-- Begin --

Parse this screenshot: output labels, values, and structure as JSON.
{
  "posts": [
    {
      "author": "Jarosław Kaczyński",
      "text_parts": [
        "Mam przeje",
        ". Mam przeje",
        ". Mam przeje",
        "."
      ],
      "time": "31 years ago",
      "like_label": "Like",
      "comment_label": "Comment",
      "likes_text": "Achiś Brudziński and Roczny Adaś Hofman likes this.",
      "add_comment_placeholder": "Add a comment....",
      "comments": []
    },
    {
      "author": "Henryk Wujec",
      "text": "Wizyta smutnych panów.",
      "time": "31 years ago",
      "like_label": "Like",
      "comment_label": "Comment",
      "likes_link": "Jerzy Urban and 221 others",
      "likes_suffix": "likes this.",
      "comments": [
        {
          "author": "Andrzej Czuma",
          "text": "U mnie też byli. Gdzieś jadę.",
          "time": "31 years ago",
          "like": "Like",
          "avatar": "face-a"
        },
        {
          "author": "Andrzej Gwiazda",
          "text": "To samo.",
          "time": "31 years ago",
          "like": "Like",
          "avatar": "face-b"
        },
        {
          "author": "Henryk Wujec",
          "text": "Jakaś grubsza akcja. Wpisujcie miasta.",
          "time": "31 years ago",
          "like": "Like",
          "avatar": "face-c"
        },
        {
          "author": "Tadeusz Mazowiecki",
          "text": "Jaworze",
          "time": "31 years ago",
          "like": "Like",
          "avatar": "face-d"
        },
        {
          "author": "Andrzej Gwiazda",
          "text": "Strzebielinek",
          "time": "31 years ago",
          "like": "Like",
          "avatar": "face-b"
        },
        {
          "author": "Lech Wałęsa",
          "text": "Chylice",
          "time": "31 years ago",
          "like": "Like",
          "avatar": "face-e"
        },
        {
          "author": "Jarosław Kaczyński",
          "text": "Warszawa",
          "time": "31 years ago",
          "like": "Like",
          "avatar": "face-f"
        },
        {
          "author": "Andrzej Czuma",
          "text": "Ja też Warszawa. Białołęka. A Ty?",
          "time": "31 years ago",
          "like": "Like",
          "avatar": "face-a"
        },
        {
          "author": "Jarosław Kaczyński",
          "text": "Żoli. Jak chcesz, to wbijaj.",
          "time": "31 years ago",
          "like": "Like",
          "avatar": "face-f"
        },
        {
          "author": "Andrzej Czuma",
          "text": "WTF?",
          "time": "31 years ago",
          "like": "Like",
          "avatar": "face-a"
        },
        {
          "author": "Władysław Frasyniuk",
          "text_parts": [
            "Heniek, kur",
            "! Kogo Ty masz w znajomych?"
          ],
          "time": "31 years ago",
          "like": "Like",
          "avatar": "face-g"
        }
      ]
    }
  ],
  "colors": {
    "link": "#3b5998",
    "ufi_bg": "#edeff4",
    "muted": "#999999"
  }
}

-- End --

■ WORK INSTRUCTIONS: Reproduce the entries above in full, verbatim.

■ CORRECT RESPONSE:
Parse this screenshot: output labels, values, and structure as JSON.
{
  "posts": [
    {
      "author": "Jarosław Kaczyński",
      "text_parts": [
        "Mam przeje",
        ". Mam przeje",
        ". Mam przeje",
        "."
      ],
      "time": "31 years ago",
      "like_label": "Like",
      "comment_label": "Comment",
      "likes_text": "Achiś Brudziński and Roczny Adaś Hofman likes this.",
      "add_comment_placeholder": "Add a comment....",
      "comments": []
    },
    {
      "author": "Henryk Wujec",
      "text": "Wizyta smutnych panów.",
      "time": "31 years ago",
      "like_label": "Like",
      "comment_label": "Comment",
      "likes_link": "Jerzy Urban and 221 others",
      "likes_suffix": "likes this.",
      "comments": [
        {
          "author": "Andrzej Czuma",
          "text": "U mnie też byli. Gdzieś jadę.",
          "time": "31 years ago",
          "like": "Like",
          "avatar": "face-a"
        },
        {
          "author": "Andrzej Gwiazda",
          "text": "To samo.",
          "time": "31 years ago",
          "like": "Like",
          "avatar": "face-b"
        },
        {
          "author": "Henryk Wujec",
          "text": "Jakaś grubsza akcja. Wpisujcie miasta.",
          "time": "31 years ago",
          "like": "Like",
          "avatar": "face-c"
        },
        {
          "author": "Tadeusz Mazowiecki",
          "text": "Jaworze",
          "time": "31 years ago",
          "like": "Like",
          "avatar": "face-d"
        },
        {
          "author": "Andrzej Gwiazda",
          "text": "Strzebielinek",
          "time": "31 years ago",
          "like": "Like",
          "avatar": "face-b"
        },
        {
          "author": "Lech Wałęsa",
          "text": "Chylice",
          "time": "31 years ago",
          "like": "Like",
          "avatar": "face-e"
        },
        {
          "author": "Jarosław Kaczyński",
          "text": "Warszawa",
          "time": "31 years ago",
          "like": "Like",
          "avatar": "face-f"
        },
        {
          "author": "Andrzej Czuma",
          "text": "Ja też Warszawa. Białołęka. A Ty?",
          "time": "31 years ago",
          "like": "Like",
          "avatar": "face-a"
        },
        {
          "author": "Jarosław Kaczyński",
          "text": "Żoli. Jak chcesz, to wbijaj.",
          "time": "31 years ago",
          "like": "Like",
          "avatar": "face-f"
        },
        {
          "author": "Andrzej Czuma",
          "text": "WTF?",
          "time": "31 years ago",
          "like": "Like",
          "avatar": "face-a"
        },
        {
          "author": "Władysław Frasyniuk",
          "text_parts": [
            "Heniek, kur",
            "! Kogo Ty masz w znajomych?"
          ],
          "time": "31 years ago",
          "like": "Like",
          "avatar": "face-g"
        }
      ]
    }
  ],
  "colors": {
    "link": "#3b5998",
    "ufi_bg": "#edeff4",
    "muted": "#999999"
  }
}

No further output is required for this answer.